TASK OBJECTIVE: Reproduce all of the data below without alteration; exclude every picture.

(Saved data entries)

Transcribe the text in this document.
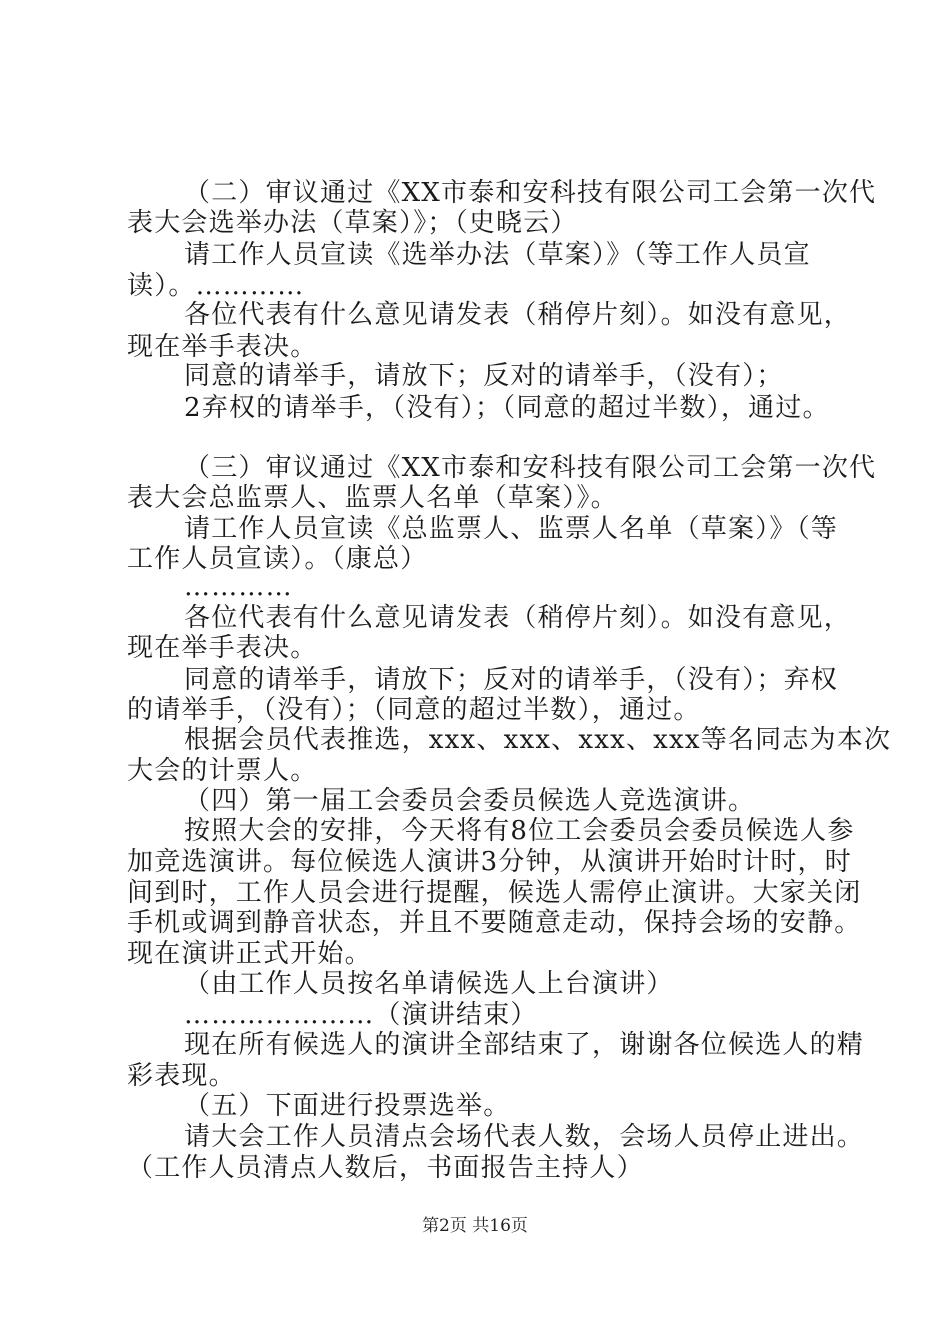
（二）审议通过《XX市泰和安科技有限公司工会第一次代
表大会选举办法（草案）》；（史晓云）
请工作人员宣读《选举办法（草案）》（等工作人员宣
读）。…………
各位代表有什么意见请发表（稍停片刻）。如没有意见，
现在举手表决。
同意的请举手，请放下；反对的请举手，（没有）；
2弃权的请举手，（没有）；（同意的超过半数），通过。
（三）审议通过《XX市泰和安科技有限公司工会第一次代
表大会总监票人、监票人名单（草案）》。
请工作人员宣读《总监票人、监票人名单（草案）》（等
工作人员宣读）。（康总）
…………
各位代表有什么意见请发表（稍停片刻）。如没有意见，
现在举手表决。
同意的请举手，请放下；反对的请举手，（没有）；弃权
的请举手，（没有）；（同意的超过半数），通过。
根据会员代表推选，xxx、xxx、xxx、xxx等名同志为本次
大会的计票人。
（四）第一届工会委员会委员候选人竞选演讲。
按照大会的安排，今天将有8位工会委员会委员候选人参
加竞选演讲。每位候选人演讲3分钟，从演讲开始时计时，时
间到时，工作人员会进行提醒，候选人需停止演讲。大家关闭
手机或调到静音状态，并且不要随意走动，保持会场的安静。
现在演讲正式开始。
（由工作人员按名单请候选人上台演讲）
…………………（演讲结束）
现在所有候选人的演讲全部结束了，谢谢各位候选人的精
彩表现。
（五）下面进行投票选举。
请大会工作人员清点会场代表人数，会场人员停止进出。
（工作人员清点人数后，书面报告主持人）
第2页 共16页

RESPONSE TO THE EXERCISE:
Transcribe the text in this document.
（二）审议通过《XX市泰和安科技有限公司工会第一次代
表大会选举办法（草案）》；（史晓云）
请工作人员宣读《选举办法（草案）》（等工作人员宣
读）。…………
各位代表有什么意见请发表（稍停片刻）。如没有意见，
现在举手表决。
同意的请举手，请放下；反对的请举手，（没有）；
2弃权的请举手，（没有）；（同意的超过半数），通过。
（三）审议通过《XX市泰和安科技有限公司工会第一次代
表大会总监票人、监票人名单（草案）》。
请工作人员宣读《总监票人、监票人名单（草案）》（等
工作人员宣读）。（康总）
…………
各位代表有什么意见请发表（稍停片刻）。如没有意见，
现在举手表决。
同意的请举手，请放下；反对的请举手，（没有）；弃权
的请举手，（没有）；（同意的超过半数），通过。
根据会员代表推选，xxx、xxx、xxx、xxx等名同志为本次
大会的计票人。
（四）第一届工会委员会委员候选人竞选演讲。
按照大会的安排，今天将有8位工会委员会委员候选人参
加竞选演讲。每位候选人演讲3分钟，从演讲开始时计时，时
间到时，工作人员会进行提醒，候选人需停止演讲。大家关闭
手机或调到静音状态，并且不要随意走动，保持会场的安静。
现在演讲正式开始。
（由工作人员按名单请候选人上台演讲）
…………………（演讲结束）
现在所有候选人的演讲全部结束了，谢谢各位候选人的精
彩表现。
（五）下面进行投票选举。
请大会工作人员清点会场代表人数，会场人员停止进出。
（工作人员清点人数后，书面报告主持人）
第2页 共16页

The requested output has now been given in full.